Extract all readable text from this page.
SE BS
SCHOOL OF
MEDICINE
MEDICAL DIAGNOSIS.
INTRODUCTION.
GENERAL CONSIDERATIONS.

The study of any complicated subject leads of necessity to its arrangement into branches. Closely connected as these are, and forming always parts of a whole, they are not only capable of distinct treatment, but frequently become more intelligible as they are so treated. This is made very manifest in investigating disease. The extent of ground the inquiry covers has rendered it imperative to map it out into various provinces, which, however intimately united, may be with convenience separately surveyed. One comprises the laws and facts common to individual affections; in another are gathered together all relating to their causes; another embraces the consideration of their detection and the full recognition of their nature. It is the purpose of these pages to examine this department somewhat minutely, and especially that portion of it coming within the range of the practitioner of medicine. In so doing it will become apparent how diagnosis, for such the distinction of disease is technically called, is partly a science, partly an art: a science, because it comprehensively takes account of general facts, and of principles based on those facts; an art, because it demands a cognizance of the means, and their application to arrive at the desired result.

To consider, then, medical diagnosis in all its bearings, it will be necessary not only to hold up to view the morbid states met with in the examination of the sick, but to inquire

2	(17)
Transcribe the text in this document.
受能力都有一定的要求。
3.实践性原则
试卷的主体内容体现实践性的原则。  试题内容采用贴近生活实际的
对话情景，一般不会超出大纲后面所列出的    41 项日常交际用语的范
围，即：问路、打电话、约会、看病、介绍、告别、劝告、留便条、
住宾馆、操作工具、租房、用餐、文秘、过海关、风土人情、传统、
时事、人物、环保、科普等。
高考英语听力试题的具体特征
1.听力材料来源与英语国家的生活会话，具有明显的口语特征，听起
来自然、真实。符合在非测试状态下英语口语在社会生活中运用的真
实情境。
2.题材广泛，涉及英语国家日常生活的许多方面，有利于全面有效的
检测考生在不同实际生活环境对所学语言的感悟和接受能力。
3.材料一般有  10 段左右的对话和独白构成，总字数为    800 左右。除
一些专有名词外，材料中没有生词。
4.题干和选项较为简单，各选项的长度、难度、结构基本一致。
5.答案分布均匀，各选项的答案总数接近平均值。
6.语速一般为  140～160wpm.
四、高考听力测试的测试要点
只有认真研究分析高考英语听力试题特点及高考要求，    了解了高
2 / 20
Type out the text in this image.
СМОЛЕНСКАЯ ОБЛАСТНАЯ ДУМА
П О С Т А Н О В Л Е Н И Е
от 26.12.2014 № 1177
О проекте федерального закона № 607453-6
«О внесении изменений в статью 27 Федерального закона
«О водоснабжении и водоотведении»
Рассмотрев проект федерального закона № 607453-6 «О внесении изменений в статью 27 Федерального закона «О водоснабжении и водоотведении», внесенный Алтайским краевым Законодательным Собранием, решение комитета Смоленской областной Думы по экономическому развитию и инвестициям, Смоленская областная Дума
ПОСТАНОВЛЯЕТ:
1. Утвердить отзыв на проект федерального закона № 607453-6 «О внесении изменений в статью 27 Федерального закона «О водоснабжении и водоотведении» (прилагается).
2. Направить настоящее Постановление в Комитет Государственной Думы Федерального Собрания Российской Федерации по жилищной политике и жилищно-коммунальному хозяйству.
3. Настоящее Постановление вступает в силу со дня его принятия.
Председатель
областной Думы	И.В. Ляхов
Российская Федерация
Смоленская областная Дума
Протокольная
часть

------------------------------------------------------------

DIRECTIVE – From the "Transcribe the text in this document." line to the close of the listing, restate each line word for word.

WRITTEN ANSWER –
Transcribe the text in this document.
受能力都有一定的要求。
3.实践性原则
试卷的主体内容体现实践性的原则。  试题内容采用贴近生活实际的
对话情景，一般不会超出大纲后面所列出的    41 项日常交际用语的范
围，即：问路、打电话、约会、看病、介绍、告别、劝告、留便条、
住宾馆、操作工具、租房、用餐、文秘、过海关、风土人情、传统、
时事、人物、环保、科普等。
高考英语听力试题的具体特征
1.听力材料来源与英语国家的生活会话，具有明显的口语特征，听起
来自然、真实。符合在非测试状态下英语口语在社会生活中运用的真
实情境。
2.题材广泛，涉及英语国家日常生活的许多方面，有利于全面有效的
检测考生在不同实际生活环境对所学语言的感悟和接受能力。
3.材料一般有  10 段左右的对话和独白构成，总字数为    800 左右。除
一些专有名词外，材料中没有生词。
4.题干和选项较为简单，各选项的长度、难度、结构基本一致。
5.答案分布均匀，各选项的答案总数接近平均值。
6.语速一般为  140～160wpm.
四、高考听力测试的测试要点
只有认真研究分析高考英语听力试题特点及高考要求，    了解了高
2 / 20
Type out the text in this image.
СМОЛЕНСКАЯ ОБЛАСТНАЯ ДУМА
П О С Т А Н О В Л Е Н И Е
от 26.12.2014 № 1177
О проекте федерального закона № 607453-6
«О внесении изменений в статью 27 Федерального закона
«О водоснабжении и водоотведении»
Рассмотрев проект федерального закона № 607453-6 «О внесении изменений в статью 27 Федерального закона «О водоснабжении и водоотведении», внесенный Алтайским краевым Законодательным Собранием, решение комитета Смоленской областной Думы по экономическому развитию и инвестициям, Смоленская областная Дума
ПОСТАНОВЛЯЕТ:
1. Утвердить отзыв на проект федерального закона № 607453-6 «О внесении изменений в статью 27 Федерального закона «О водоснабжении и водоотведении» (прилагается).
2. Направить настоящее Постановление в Комитет Государственной Думы Федерального Собрания Российской Федерации по жилищной политике и жилищно-коммунальному хозяйству.
3. Настоящее Постановление вступает в силу со дня его принятия.
Председатель
областной Думы	И.В. Ляхов
Российская Федерация
Смоленская областная Дума
Протокольная
часть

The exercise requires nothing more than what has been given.